▸ Problem to solve: Copy each of the rows below, character for character, without changing anything.

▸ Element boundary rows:
==================================================

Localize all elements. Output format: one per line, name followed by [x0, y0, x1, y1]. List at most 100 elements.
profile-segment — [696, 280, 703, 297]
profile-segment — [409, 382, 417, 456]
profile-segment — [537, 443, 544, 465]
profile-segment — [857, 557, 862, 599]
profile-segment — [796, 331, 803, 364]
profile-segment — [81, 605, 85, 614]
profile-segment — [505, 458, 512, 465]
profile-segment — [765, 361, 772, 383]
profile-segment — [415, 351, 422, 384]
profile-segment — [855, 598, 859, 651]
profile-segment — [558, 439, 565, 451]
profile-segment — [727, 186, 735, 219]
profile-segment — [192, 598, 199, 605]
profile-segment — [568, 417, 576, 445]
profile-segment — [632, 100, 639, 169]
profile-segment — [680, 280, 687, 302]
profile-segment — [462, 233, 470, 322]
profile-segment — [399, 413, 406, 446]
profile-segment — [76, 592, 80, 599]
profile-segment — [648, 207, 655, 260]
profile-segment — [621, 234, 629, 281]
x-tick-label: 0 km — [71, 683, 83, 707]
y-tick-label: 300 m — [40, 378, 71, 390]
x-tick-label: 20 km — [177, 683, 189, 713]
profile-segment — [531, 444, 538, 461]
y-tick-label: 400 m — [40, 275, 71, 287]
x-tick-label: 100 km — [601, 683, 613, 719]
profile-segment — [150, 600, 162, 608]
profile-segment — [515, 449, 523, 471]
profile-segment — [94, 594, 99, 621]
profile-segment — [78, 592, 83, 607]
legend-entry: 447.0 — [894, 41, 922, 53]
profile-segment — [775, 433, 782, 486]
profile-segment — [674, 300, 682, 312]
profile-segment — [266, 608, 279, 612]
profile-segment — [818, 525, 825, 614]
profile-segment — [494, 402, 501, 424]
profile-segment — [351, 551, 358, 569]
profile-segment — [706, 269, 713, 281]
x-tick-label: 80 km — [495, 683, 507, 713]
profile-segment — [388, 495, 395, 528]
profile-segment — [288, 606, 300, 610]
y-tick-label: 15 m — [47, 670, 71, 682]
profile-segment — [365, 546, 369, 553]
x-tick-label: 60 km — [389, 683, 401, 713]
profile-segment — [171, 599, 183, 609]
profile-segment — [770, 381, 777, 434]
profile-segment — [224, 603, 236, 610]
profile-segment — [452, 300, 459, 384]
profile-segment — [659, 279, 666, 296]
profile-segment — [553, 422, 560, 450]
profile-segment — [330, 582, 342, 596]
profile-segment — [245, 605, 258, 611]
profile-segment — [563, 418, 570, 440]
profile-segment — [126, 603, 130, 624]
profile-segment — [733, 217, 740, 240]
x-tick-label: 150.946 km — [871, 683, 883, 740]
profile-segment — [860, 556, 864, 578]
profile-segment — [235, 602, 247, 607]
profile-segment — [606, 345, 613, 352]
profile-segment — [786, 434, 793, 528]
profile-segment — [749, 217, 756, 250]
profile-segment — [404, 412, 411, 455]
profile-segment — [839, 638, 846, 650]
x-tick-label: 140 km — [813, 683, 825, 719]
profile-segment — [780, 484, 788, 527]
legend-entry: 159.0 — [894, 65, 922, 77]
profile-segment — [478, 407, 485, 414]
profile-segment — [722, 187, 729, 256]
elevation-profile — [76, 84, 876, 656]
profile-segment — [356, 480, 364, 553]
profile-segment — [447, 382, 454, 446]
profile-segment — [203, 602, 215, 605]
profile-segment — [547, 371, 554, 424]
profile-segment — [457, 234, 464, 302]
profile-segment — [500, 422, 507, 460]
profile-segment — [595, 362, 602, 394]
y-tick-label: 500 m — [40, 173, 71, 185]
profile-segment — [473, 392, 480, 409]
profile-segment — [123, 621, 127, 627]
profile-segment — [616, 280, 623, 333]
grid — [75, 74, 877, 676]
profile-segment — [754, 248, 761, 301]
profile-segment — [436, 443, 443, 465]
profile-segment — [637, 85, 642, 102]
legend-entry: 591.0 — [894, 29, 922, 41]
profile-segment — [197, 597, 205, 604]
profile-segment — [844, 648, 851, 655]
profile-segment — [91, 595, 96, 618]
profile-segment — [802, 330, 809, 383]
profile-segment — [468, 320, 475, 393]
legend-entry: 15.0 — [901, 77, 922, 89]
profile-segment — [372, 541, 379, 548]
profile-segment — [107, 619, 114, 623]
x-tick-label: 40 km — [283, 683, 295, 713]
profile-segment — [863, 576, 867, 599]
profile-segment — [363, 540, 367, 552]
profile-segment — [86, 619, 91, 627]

==================================================

▸ Solution to this problem:
Localize all elements. Output format: one per line, name followed by [x0, y0, x1, y1]. List at most 100 elements.
profile-segment — [696, 280, 703, 297]
profile-segment — [409, 382, 417, 456]
profile-segment — [537, 443, 544, 465]
profile-segment — [857, 557, 862, 599]
profile-segment — [796, 331, 803, 364]
profile-segment — [81, 605, 85, 614]
profile-segment — [505, 458, 512, 465]
profile-segment — [765, 361, 772, 383]
profile-segment — [415, 351, 422, 384]
profile-segment — [855, 598, 859, 651]
profile-segment — [558, 439, 565, 451]
profile-segment — [727, 186, 735, 219]
profile-segment — [192, 598, 199, 605]
profile-segment — [568, 417, 576, 445]
profile-segment — [632, 100, 639, 169]
profile-segment — [680, 280, 687, 302]
profile-segment — [462, 233, 470, 322]
profile-segment — [399, 413, 406, 446]
profile-segment — [76, 592, 80, 599]
profile-segment — [648, 207, 655, 260]
profile-segment — [621, 234, 629, 281]
x-tick-label: 0 km — [71, 683, 83, 707]
y-tick-label: 300 m — [40, 378, 71, 390]
x-tick-label: 20 km — [177, 683, 189, 713]
profile-segment — [531, 444, 538, 461]
y-tick-label: 400 m — [40, 275, 71, 287]
x-tick-label: 100 km — [601, 683, 613, 719]
profile-segment — [150, 600, 162, 608]
profile-segment — [515, 449, 523, 471]
profile-segment — [94, 594, 99, 621]
profile-segment — [78, 592, 83, 607]
legend-entry: 447.0 — [894, 41, 922, 53]
profile-segment — [775, 433, 782, 486]
profile-segment — [674, 300, 682, 312]
profile-segment — [266, 608, 279, 612]
profile-segment — [818, 525, 825, 614]
profile-segment — [494, 402, 501, 424]
profile-segment — [351, 551, 358, 569]
profile-segment — [706, 269, 713, 281]
x-tick-label: 80 km — [495, 683, 507, 713]
profile-segment — [388, 495, 395, 528]
profile-segment — [288, 606, 300, 610]
y-tick-label: 15 m — [47, 670, 71, 682]
profile-segment — [365, 546, 369, 553]
x-tick-label: 60 km — [389, 683, 401, 713]
profile-segment — [171, 599, 183, 609]
profile-segment — [770, 381, 777, 434]
profile-segment — [224, 603, 236, 610]
profile-segment — [452, 300, 459, 384]
profile-segment — [659, 279, 666, 296]
profile-segment — [553, 422, 560, 450]
profile-segment — [330, 582, 342, 596]
profile-segment — [245, 605, 258, 611]
profile-segment — [563, 418, 570, 440]
profile-segment — [126, 603, 130, 624]
profile-segment — [733, 217, 740, 240]
x-tick-label: 150.946 km — [871, 683, 883, 740]
profile-segment — [860, 556, 864, 578]
profile-segment — [235, 602, 247, 607]
profile-segment — [606, 345, 613, 352]
profile-segment — [786, 434, 793, 528]
profile-segment — [749, 217, 756, 250]
profile-segment — [404, 412, 411, 455]
profile-segment — [839, 638, 846, 650]
x-tick-label: 140 km — [813, 683, 825, 719]
profile-segment — [780, 484, 788, 527]
legend-entry: 159.0 — [894, 65, 922, 77]
profile-segment — [478, 407, 485, 414]
profile-segment — [722, 187, 729, 256]
elevation-profile — [76, 84, 876, 656]
profile-segment — [356, 480, 364, 553]
profile-segment — [447, 382, 454, 446]
profile-segment — [203, 602, 215, 605]
profile-segment — [547, 371, 554, 424]
profile-segment — [457, 234, 464, 302]
profile-segment — [500, 422, 507, 460]
profile-segment — [595, 362, 602, 394]
y-tick-label: 500 m — [40, 173, 71, 185]
profile-segment — [473, 392, 480, 409]
profile-segment — [123, 621, 127, 627]
profile-segment — [616, 280, 623, 333]
grid — [75, 74, 877, 676]
profile-segment — [754, 248, 761, 301]
profile-segment — [436, 443, 443, 465]
profile-segment — [637, 85, 642, 102]
legend-entry: 591.0 — [894, 29, 922, 41]
profile-segment — [197, 597, 205, 604]
profile-segment — [844, 648, 851, 655]
profile-segment — [91, 595, 96, 618]
profile-segment — [802, 330, 809, 383]
profile-segment — [468, 320, 475, 393]
legend-entry: 15.0 — [901, 77, 922, 89]
profile-segment — [372, 541, 379, 548]
profile-segment — [107, 619, 114, 623]
x-tick-label: 40 km — [283, 683, 295, 713]
profile-segment — [863, 576, 867, 599]
profile-segment — [363, 540, 367, 552]
profile-segment — [86, 619, 91, 627]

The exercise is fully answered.